ENUNCIADO 1 - Segundo o texto sobre o festival Curtas, quanto tempo dura o plano subjetivo de Happy New Year, Jim?
ENUNCIADO 2 - Transcreva do texto sobre o festival Curtas o trecho entre "Não se trata" e "do próprio cinema.", inclusive.
ENUNCIADO 3 - Prossiga o texto sobre o festival Curtas a partir do ponto em que termina.

EXTRATO DA PÁGINA -
Não se trata de avaliar o Curtas em função de uma contabilidade de "bons" e "maus" filmes - até porque cada filme suscita, salutarmente, pontos de vista diversos, por vezes inconciliáveis. Trata-se, isso sim, de sublinhar de novo as qualidades de um festival que sempre soube cultivar a arte (difícil) de dar conta das convulsões do mundo através das convulsões do próprio cinema.
Exemplo modelar, dos mais interessantes que pude ver em Vila do Conde, será Happy New Year, Jim, do italiano Andrea Gatopoulos (que, curiosamente, também passou este ano na Quinzena dos Realizadores). Em cena está o diálogo de dois amigos, Jim e Morten, ligados por um jogo de computador, ao mesmo tempo que o segundo regressa à sua obsessão de discutir o valor real (ou o irrealismo) da respetiva ligação virtual...
Claro que vogamos por terrenos conhecidos da história do cinema (e da literatura), de Stanley Kubrick a Steven Spielberg, passando por Chris Marker: que acontece (ou que se perdeu) através dos computadores que usamos? O certo é que Gatopoulos introduz um dado simples, fascinante e perturbante: o que vemos no ecrã do cinema corresponde, afinal, ao ecrã caseiro de Morten, como se assistissemos a um plano subjetivo (com 9 minutos de duração) de alguém que já não sabe se ainda vê e pensa, ou se se transformou num mero terminal da agitação das máquinas.
Mesmo resistindo à noção corrente (é o meu caso), segundo a qual a animação cinematográfica está a conseguir tratar de assuntos que escapam aos filmes "normais", não deixa de ser interessante sublinhar que, por vezes, essa mesma animação tem também a capacidade de relançar a questão primitiva da identidade do olhar cinematográfico - afinal de contas, que mundo vemos no mundo que se organiza como acontecimento de um ecrã?
Nessa perspetiva, outro exemplo que vale a pena reter é Los Huesos/Os Ossos, 14 minutos de animação em stop motion. Produção chilena com assinatura da dupla Cristóbal León/Joaquín Cociña, trata-se de um calculado exercício de ficção "documental".

EXCERTOS DE DADOS -
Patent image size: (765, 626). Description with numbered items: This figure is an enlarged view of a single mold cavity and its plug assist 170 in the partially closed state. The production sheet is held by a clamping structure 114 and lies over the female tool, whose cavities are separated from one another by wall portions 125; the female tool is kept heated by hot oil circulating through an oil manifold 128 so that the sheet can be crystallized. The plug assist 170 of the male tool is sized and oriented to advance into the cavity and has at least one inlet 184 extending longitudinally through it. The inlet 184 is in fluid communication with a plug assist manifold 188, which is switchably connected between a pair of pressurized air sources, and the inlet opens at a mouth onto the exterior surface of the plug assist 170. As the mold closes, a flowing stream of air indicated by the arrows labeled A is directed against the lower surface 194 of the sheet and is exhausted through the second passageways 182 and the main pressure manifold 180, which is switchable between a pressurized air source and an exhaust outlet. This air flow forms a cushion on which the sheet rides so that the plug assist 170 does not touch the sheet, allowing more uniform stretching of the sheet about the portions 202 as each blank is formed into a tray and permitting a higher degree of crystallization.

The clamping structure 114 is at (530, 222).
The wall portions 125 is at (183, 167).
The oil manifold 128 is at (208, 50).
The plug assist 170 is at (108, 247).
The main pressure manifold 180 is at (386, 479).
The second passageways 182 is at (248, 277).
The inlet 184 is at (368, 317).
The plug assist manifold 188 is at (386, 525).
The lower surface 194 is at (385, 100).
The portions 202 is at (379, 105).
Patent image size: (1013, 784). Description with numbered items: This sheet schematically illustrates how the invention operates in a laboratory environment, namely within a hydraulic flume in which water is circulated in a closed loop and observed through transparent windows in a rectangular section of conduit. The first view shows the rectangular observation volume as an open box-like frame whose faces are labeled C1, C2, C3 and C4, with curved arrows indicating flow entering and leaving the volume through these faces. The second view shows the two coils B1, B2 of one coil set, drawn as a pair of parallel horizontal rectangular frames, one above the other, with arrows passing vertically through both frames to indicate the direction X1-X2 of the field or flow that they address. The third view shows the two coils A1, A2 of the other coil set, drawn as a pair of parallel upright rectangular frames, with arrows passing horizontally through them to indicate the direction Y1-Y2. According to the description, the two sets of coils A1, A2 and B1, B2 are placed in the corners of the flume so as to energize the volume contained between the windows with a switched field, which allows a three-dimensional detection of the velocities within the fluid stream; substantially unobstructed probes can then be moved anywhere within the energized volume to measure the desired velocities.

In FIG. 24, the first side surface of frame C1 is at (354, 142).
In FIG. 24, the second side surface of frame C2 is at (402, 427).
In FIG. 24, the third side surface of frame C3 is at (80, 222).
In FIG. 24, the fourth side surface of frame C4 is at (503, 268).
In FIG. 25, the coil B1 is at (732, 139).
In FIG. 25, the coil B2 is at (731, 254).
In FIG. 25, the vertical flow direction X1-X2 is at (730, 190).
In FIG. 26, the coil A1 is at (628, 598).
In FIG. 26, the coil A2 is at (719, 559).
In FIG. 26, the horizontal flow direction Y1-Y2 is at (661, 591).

RESPOSTA 1 - Dura 9 minutos.

RESPOSTA 2 -
Não se trata de avaliar o Curtas em função de uma contabilidade de "bons" e "maus" filmes - até porque cada filme suscita, salutarmente, pontos de vista diversos, por vezes inconciliáveis. Trata-se, isso sim, de sublinhar de novo as qualidades de um festival que sempre soube cultivar a arte (difícil) de dar conta das convulsões do mundo através das convulsões do próprio cinema.

RESPOSTA 3 -
Assim, existe ou existiria um exercício pioneiro de stop motion, feito no Chile em 1901 e descoberto em 2021: a sua história centra-se numa personagem feminina que pratica rituais (com ossos) para libertar o Chile da sua herança feudal. De uma estranheza tão inclassificável quanto envolvente, este é um caso realmente invulgar de um artifício que transporta as mais descarnadas (é o termo...) sugestões realistas. Sem esquecer uma vibração dramática sublinhada pela música original do violinista Tim Fain, colaborador regular de Philip Glass.
Enfim, tendo em conta as componentes musicais do Curtas, importa anotar ainda a passagem de uma maravilhosa obra-prima, muito pouco divulgada: Songs for Drella, de Ed Lachman, é o registo das canções do álbum homónimo de John Cale e Lou Reed, revisitando as memórias do seu mentor Andy Warhol (falecido em 1987, contava 58 anos). O filme é do mesmo ano do álbum, 1990, e foi recentemente restaurado em 4K - o que está longe de ser indiferente, já que Lachman é um dos mais brilhantes diretores de fotografia do último meio século do cinema americano (lembremos apenas as suas colaborações com Todd Haynes, incluindo Carol, de 2015).
Numa sala sem público, Cale e Reed cumprem uma verdadeira cerimónia musical, com o seu quê de sagrado: o cinema amplia e eterniza o acontecimento.